Please convert the rows below into a Markdown table with the columns "Number" and "Line". Give each non-blank line with its number, skipping blank lines and leaving out the pictures.

========================================

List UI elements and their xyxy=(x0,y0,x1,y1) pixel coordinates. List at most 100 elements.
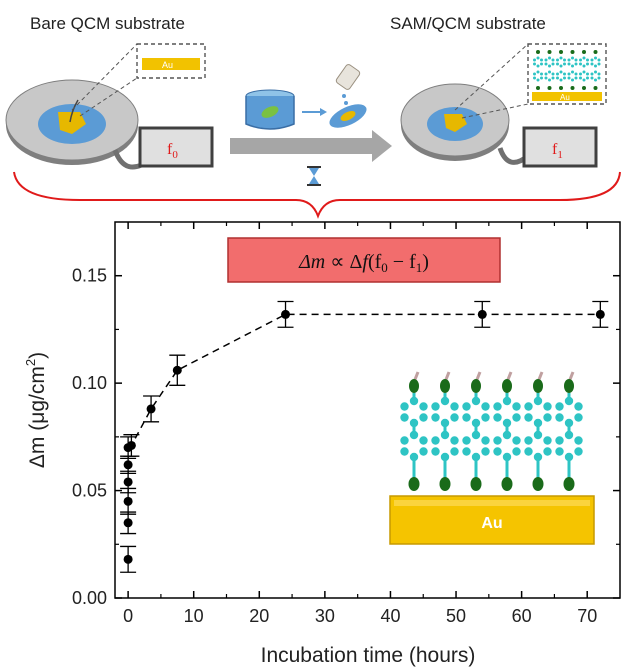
immersion-beaker-icon xyxy=(245,89,295,130)
mini-atom xyxy=(597,72,601,76)
mini-atom xyxy=(586,58,589,62)
molecule-anchor xyxy=(470,477,482,491)
x-tick-label: 10 xyxy=(184,606,204,626)
mini-atom xyxy=(571,56,574,60)
ring-atom xyxy=(462,413,471,422)
ring-atom xyxy=(493,402,502,411)
ring-atom xyxy=(481,436,490,445)
mini-atom xyxy=(556,76,559,80)
ring-atom xyxy=(431,436,440,445)
mini-atom xyxy=(536,78,540,82)
data-point xyxy=(123,496,133,506)
ring-atom xyxy=(462,402,471,411)
mini-atom xyxy=(548,56,551,60)
mini-atom xyxy=(559,70,563,74)
mini-head xyxy=(582,50,586,54)
mini-atom xyxy=(559,78,563,82)
sam-molecule xyxy=(524,371,552,491)
f0-meter xyxy=(138,126,214,168)
y-tick-label: 0.05 xyxy=(72,481,107,501)
ring-atom xyxy=(493,436,502,445)
ring-atom xyxy=(574,447,583,456)
mini-atom xyxy=(594,56,597,60)
molecule-anchor xyxy=(563,477,575,491)
sam-qcm-disk xyxy=(400,83,550,165)
ring-atom xyxy=(431,413,440,422)
ring-atom xyxy=(524,447,533,456)
ring-atom xyxy=(419,447,428,456)
ring-atom xyxy=(512,436,521,445)
x-axis: 0 10 20 30 40 50 60 70 xyxy=(123,222,597,626)
mini-atom xyxy=(567,72,571,76)
ring-atom xyxy=(524,436,533,445)
mini-atom xyxy=(594,70,597,74)
mini-head xyxy=(536,50,540,54)
ring-atom xyxy=(555,413,564,422)
sam-inset: Au xyxy=(389,371,595,545)
mini-atom xyxy=(533,58,536,62)
ring-atom xyxy=(574,413,583,422)
mini-atom xyxy=(594,78,597,82)
data-point xyxy=(123,518,133,528)
data-point xyxy=(477,309,487,319)
ring-atom xyxy=(462,436,471,445)
sam-qcm-label: SAM/QCM substrate xyxy=(390,14,546,33)
data-point xyxy=(126,440,136,450)
mini-atom xyxy=(536,56,540,60)
sam-molecule xyxy=(493,371,521,491)
mini-atom xyxy=(574,58,578,62)
molecule-anchor xyxy=(408,477,420,491)
mini-atom xyxy=(586,76,589,80)
ring-atom xyxy=(574,436,583,445)
formula-text: Δm ∝ Δf(f0 − f1) xyxy=(298,251,429,275)
mini-atom xyxy=(574,62,578,66)
ring-atom xyxy=(512,447,521,456)
mini-atom xyxy=(556,72,559,76)
mini-atom xyxy=(590,72,594,76)
red-brace xyxy=(13,171,621,219)
x-tick-label: 20 xyxy=(249,606,269,626)
molecule-head xyxy=(409,379,419,393)
x-tick-label: 40 xyxy=(380,606,400,626)
mini-atom xyxy=(548,70,551,74)
molecule-head xyxy=(502,379,512,393)
trend-line xyxy=(127,313,601,449)
mini-atom xyxy=(559,56,563,60)
mini-atom xyxy=(544,76,548,80)
data-point xyxy=(146,404,156,414)
ring-atom xyxy=(543,447,552,456)
y-tick-label: 0.10 xyxy=(72,373,107,393)
ring-atom xyxy=(512,402,521,411)
mini-atom xyxy=(544,72,548,76)
ring-atom xyxy=(431,402,440,411)
x-tick-label: 70 xyxy=(577,606,597,626)
x-tick-label: 50 xyxy=(446,606,466,626)
data-point xyxy=(172,365,182,375)
mini-sam-layer xyxy=(533,50,601,90)
data-point xyxy=(123,477,133,487)
mini-atom xyxy=(540,62,543,66)
sam-au-text: Au xyxy=(560,93,570,102)
data-point xyxy=(281,309,291,319)
ring-atom xyxy=(543,413,552,422)
mini-atom xyxy=(574,76,578,80)
sam-molecule xyxy=(555,371,583,491)
mini-atom xyxy=(590,58,594,62)
mini-atom xyxy=(586,62,589,66)
mini-anchor xyxy=(536,86,540,90)
sam-molecule xyxy=(431,371,459,491)
mini-atom xyxy=(567,62,571,66)
ring-atom xyxy=(462,447,471,456)
ring-atom xyxy=(450,447,459,456)
bare-qcm-disk xyxy=(5,79,172,170)
mini-atom xyxy=(551,72,555,76)
y-tick-label: 0.15 xyxy=(72,266,107,286)
mini-atom xyxy=(544,62,548,66)
mini-atom xyxy=(579,76,582,80)
formula-box: Δm ∝ Δf(f0 − f1) xyxy=(227,237,501,283)
mini-head xyxy=(559,50,563,54)
mini-atom xyxy=(571,78,574,82)
molecule-anchor xyxy=(439,477,451,491)
bare-zoom-box xyxy=(136,43,206,79)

========================================

OUTPUT FOR THIS EXERCISE:
| Number | Line |
|---|---|
| 1 | List UI elements and their xyxy=(x0,y0,x1,y1) pixel coordinates. List at most 100 elements. |
| 2 | immersion-beaker-icon xyxy=(245,89,295,130) |
| 3 | mini-atom xyxy=(597,72,601,76) |
| 4 | mini-atom xyxy=(586,58,589,62) |
| 5 | molecule-anchor xyxy=(470,477,482,491) |
| 6 | x-tick-label: 10 xyxy=(184,606,204,626) |
| 7 | mini-atom xyxy=(571,56,574,60) |
| 8 | ring-atom xyxy=(462,413,471,422) |
| 9 | ring-atom xyxy=(493,402,502,411) |
| 10 | ring-atom xyxy=(481,436,490,445) |
| 11 | mini-atom xyxy=(556,76,559,80) |
| 12 | ring-atom xyxy=(431,436,440,445) |
| 13 | mini-atom xyxy=(536,78,540,82) |
| 14 | data-point xyxy=(123,496,133,506) |
| 15 | ring-atom xyxy=(462,402,471,411) |
| 16 | mini-atom xyxy=(548,56,551,60) |
| 17 | mini-atom xyxy=(559,70,563,74) |
| 18 | mini-head xyxy=(582,50,586,54) |
| 19 | mini-atom xyxy=(559,78,563,82) |
| 20 | sam-molecule xyxy=(524,371,552,491) |
| 21 | f0-meter xyxy=(138,126,214,168) |
| 22 | y-tick-label: 0.05 xyxy=(72,481,107,501) |
| 23 | ring-atom xyxy=(493,436,502,445) |
| 24 | ring-atom xyxy=(574,447,583,456) |
| 25 | mini-atom xyxy=(594,56,597,60) |
| 26 | molecule-anchor xyxy=(563,477,575,491) |
| 27 | sam-qcm-disk xyxy=(400,83,550,165) |
| 28 | ring-atom xyxy=(431,413,440,422) |
| 29 | ring-atom xyxy=(524,447,533,456) |
| 30 | ring-atom xyxy=(419,447,428,456) |
| 31 | ring-atom xyxy=(512,436,521,445) |
| 32 | x-axis: 0 10 20 30 40 50 60 70 xyxy=(123,222,597,626) |
| 33 | mini-atom xyxy=(567,72,571,76) |
| 34 | ring-atom xyxy=(524,436,533,445) |
| 35 | mini-atom xyxy=(594,70,597,74) |
| 36 | mini-head xyxy=(536,50,540,54) |
| 37 | ring-atom xyxy=(555,413,564,422) |
| 38 | sam-inset: Au xyxy=(389,371,595,545) |
| 39 | mini-atom xyxy=(533,58,536,62) |
| 40 | ring-atom xyxy=(574,413,583,422) |
| 41 | mini-atom xyxy=(594,78,597,82) |
| 42 | data-point xyxy=(123,518,133,528) |
| 43 | data-point xyxy=(477,309,487,319) |
| 44 | ring-atom xyxy=(462,436,471,445) |
| 45 | sam-qcm-label: SAM/QCM substrate xyxy=(390,14,546,33) |
| 46 | data-point xyxy=(126,440,136,450) |
| 47 | mini-atom xyxy=(536,56,540,60) |
| 48 | sam-molecule xyxy=(493,371,521,491) |
| 49 | mini-atom xyxy=(574,58,578,62) |
| 50 | molecule-anchor xyxy=(408,477,420,491) |
| 51 | mini-atom xyxy=(586,76,589,80) |
| 52 | ring-atom xyxy=(574,436,583,445) |
| 53 | formula-text: Δm ∝ Δf(f0 − f1) xyxy=(298,251,429,275) |
| 54 | mini-atom xyxy=(574,62,578,66) |
| 55 | ring-atom xyxy=(512,447,521,456) |
| 56 | mini-atom xyxy=(556,72,559,76) |
| 57 | mini-atom xyxy=(590,72,594,76) |
| 58 | red-brace xyxy=(13,171,621,219) |
| 59 | x-tick-label: 20 xyxy=(249,606,269,626) |
| 60 | molecule-head xyxy=(409,379,419,393) |
| 61 | x-tick-label: 40 xyxy=(380,606,400,626) |
| 62 | mini-atom xyxy=(548,70,551,74) |
| 63 | molecule-head xyxy=(502,379,512,393) |
| 64 | trend-line xyxy=(127,313,601,449) |
| 65 | mini-atom xyxy=(559,56,563,60) |
| 66 | mini-atom xyxy=(544,76,548,80) |
| 67 | data-point xyxy=(146,404,156,414) |
| 68 | ring-atom xyxy=(543,447,552,456) |
| 69 | y-tick-label: 0.10 xyxy=(72,373,107,393) |
| 70 | ring-atom xyxy=(512,402,521,411) |
| 71 | mini-atom xyxy=(544,72,548,76) |
| 72 | ring-atom xyxy=(431,402,440,411) |
| 73 | x-tick-label: 70 xyxy=(577,606,597,626) |
| 74 | x-tick-label: 50 xyxy=(446,606,466,626) |
| 75 | data-point xyxy=(172,365,182,375) |
| 76 | mini-sam-layer xyxy=(533,50,601,90) |
| 77 | data-point xyxy=(123,477,133,487) |
| 78 | mini-atom xyxy=(540,62,543,66) |
| 79 | sam-au-text: Au xyxy=(560,93,570,102) |
| 80 | data-point xyxy=(281,309,291,319) |
| 81 | ring-atom xyxy=(543,413,552,422) |
| 82 | mini-atom xyxy=(574,76,578,80) |
| 83 | sam-molecule xyxy=(555,371,583,491) |
| 84 | mini-atom xyxy=(590,58,594,62) |
| 85 | mini-atom xyxy=(586,62,589,66) |
| 86 | mini-anchor xyxy=(536,86,540,90) |
| 87 | sam-molecule xyxy=(431,371,459,491) |
| 88 | mini-atom xyxy=(567,62,571,66) |
| 89 | ring-atom xyxy=(462,447,471,456) |
| 90 | ring-atom xyxy=(450,447,459,456) |
| 91 | bare-qcm-disk xyxy=(5,79,172,170) |
| 92 | mini-atom xyxy=(551,72,555,76) |
| 93 | y-tick-label: 0.15 xyxy=(72,266,107,286) |
| 94 | mini-atom xyxy=(544,62,548,66) |
| 95 | mini-atom xyxy=(579,76,582,80) |
| 96 | formula-box: Δm ∝ Δf(f0 − f1) xyxy=(227,237,501,283) |
| 97 | mini-head xyxy=(559,50,563,54) |
| 98 | mini-atom xyxy=(571,78,574,82) |
| 99 | molecule-anchor xyxy=(439,477,451,491) |
| 100 | bare-zoom-box xyxy=(136,43,206,79) |